◆ **What to do**
Reproduce every record below exactly as written, leaving out any pictures.

◆ **Given records**
+++

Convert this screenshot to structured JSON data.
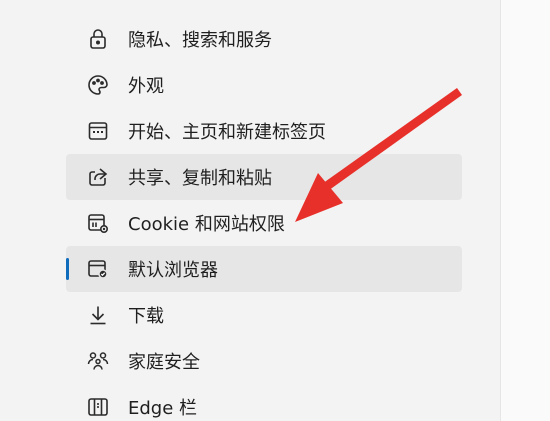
{
  "sidebar": {
    "items": [
      {
        "label": "隐私、搜索和服务",
        "icon": "lock-icon"
      },
      {
        "label": "外观",
        "icon": "palette-icon"
      },
      {
        "label": "开始、主页和新建标签页",
        "icon": "home-page-icon"
      },
      {
        "label": "共享、复制和粘贴",
        "icon": "share-icon"
      },
      {
        "label": "Cookie 和网站权限",
        "icon": "site-permissions-icon"
      },
      {
        "label": "默认浏览器",
        "icon": "default-browser-icon",
        "selected": true
      },
      {
        "label": "下载",
        "icon": "download-icon"
      },
      {
        "label": "家庭安全",
        "icon": "family-icon"
      },
      {
        "label": "Edge 栏",
        "icon": "edge-bar-icon"
      }
    ]
  },
  "colors": {
    "accent": "#0f6cbd",
    "arrow": "#e8302a",
    "panel_bg": "#f3f3f3",
    "hover_bg": "#e6e6e6"
  }
}
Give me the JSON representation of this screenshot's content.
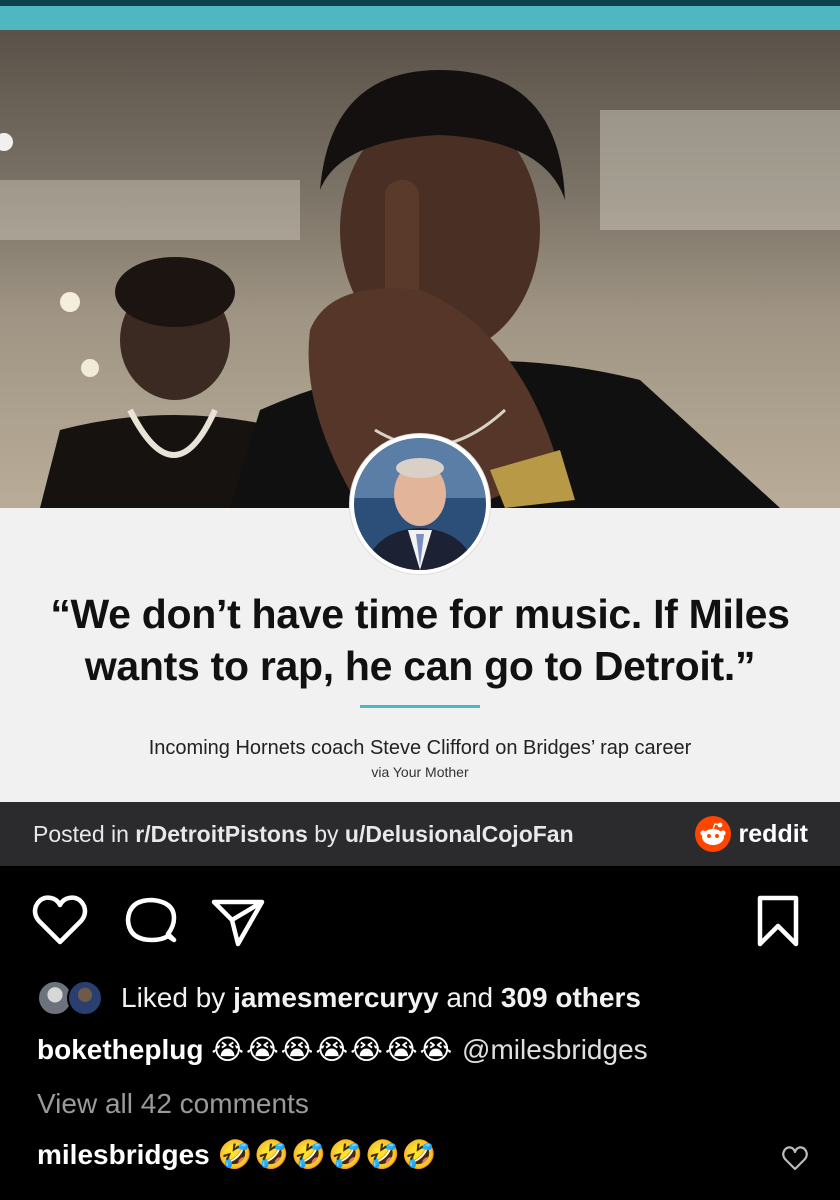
{
  "post_image": {
    "quote": "“We don’t have time for music. If Miles wants to rap, he can go to Detroit.”",
    "caption": "Incoming Hornets coach Steve Clifford on Bridges’ rap career",
    "via": "via Your Mother",
    "reddit_bar": {
      "prefix": "Posted in ",
      "subreddit": "r/DetroitPistons",
      "by": " by ",
      "user": "u/DelusionalCojoFan",
      "brand": "reddit"
    }
  },
  "actions": {
    "like_icon": "heart-icon",
    "comment_icon": "comment-bubble-icon",
    "share_icon": "paper-plane-icon",
    "save_icon": "bookmark-icon"
  },
  "likes": {
    "prefix": "Liked by ",
    "user": "jamesmercuryy",
    "middle": " and ",
    "count": "309 others"
  },
  "caption_comment": {
    "user": "boketheplug",
    "emojis": "😭😭😭😭😭😭😭",
    "mention": "@milesbridges"
  },
  "view_all": "View all 42 comments",
  "reply": {
    "user": "milesbridges",
    "emojis": "🤣🤣🤣🤣🤣🤣"
  },
  "colors": {
    "accent_teal": "#4fb7c2",
    "reddit_orange": "#ff4500",
    "reddit_bar_bg": "#2b2b2d"
  }
}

+++

◆ **Exercise response**
Convert this screenshot to structured JSON data.
{
  "sidebar": {
    "items": [
      {
        "label": "隐私、搜索和服务",
        "icon": "lock-icon"
      },
      {
        "label": "外观",
        "icon": "palette-icon"
      },
      {
        "label": "开始、主页和新建标签页",
        "icon": "home-page-icon"
      },
      {
        "label": "共享、复制和粘贴",
        "icon": "share-icon"
      },
      {
        "label": "Cookie 和网站权限",
        "icon": "site-permissions-icon"
      },
      {
        "label": "默认浏览器",
        "icon": "default-browser-icon",
        "selected": true
      },
      {
        "label": "下载",
        "icon": "download-icon"
      },
      {
        "label": "家庭安全",
        "icon": "family-icon"
      },
      {
        "label": "Edge 栏",
        "icon": "edge-bar-icon"
      }
    ]
  },
  "colors": {
    "accent": "#0f6cbd",
    "arrow": "#e8302a",
    "panel_bg": "#f3f3f3",
    "hover_bg": "#e6e6e6"
  }
}
Give me the JSON representation of this screenshot's content.
{
  "post_image": {
    "quote": "“We don’t have time for music. If Miles wants to rap, he can go to Detroit.”",
    "caption": "Incoming Hornets coach Steve Clifford on Bridges’ rap career",
    "via": "via Your Mother",
    "reddit_bar": {
      "prefix": "Posted in ",
      "subreddit": "r/DetroitPistons",
      "by": " by ",
      "user": "u/DelusionalCojoFan",
      "brand": "reddit"
    }
  },
  "actions": {
    "like_icon": "heart-icon",
    "comment_icon": "comment-bubble-icon",
    "share_icon": "paper-plane-icon",
    "save_icon": "bookmark-icon"
  },
  "likes": {
    "prefix": "Liked by ",
    "user": "jamesmercuryy",
    "middle": " and ",
    "count": "309 others"
  },
  "caption_comment": {
    "user": "boketheplug",
    "emojis": "😭😭😭😭😭😭😭",
    "mention": "@milesbridges"
  },
  "view_all": "View all 42 comments",
  "reply": {
    "user": "milesbridges",
    "emojis": "🤣🤣🤣🤣🤣🤣"
  },
  "colors": {
    "accent_teal": "#4fb7c2",
    "reddit_orange": "#ff4500",
    "reddit_bar_bg": "#2b2b2d"
  }
}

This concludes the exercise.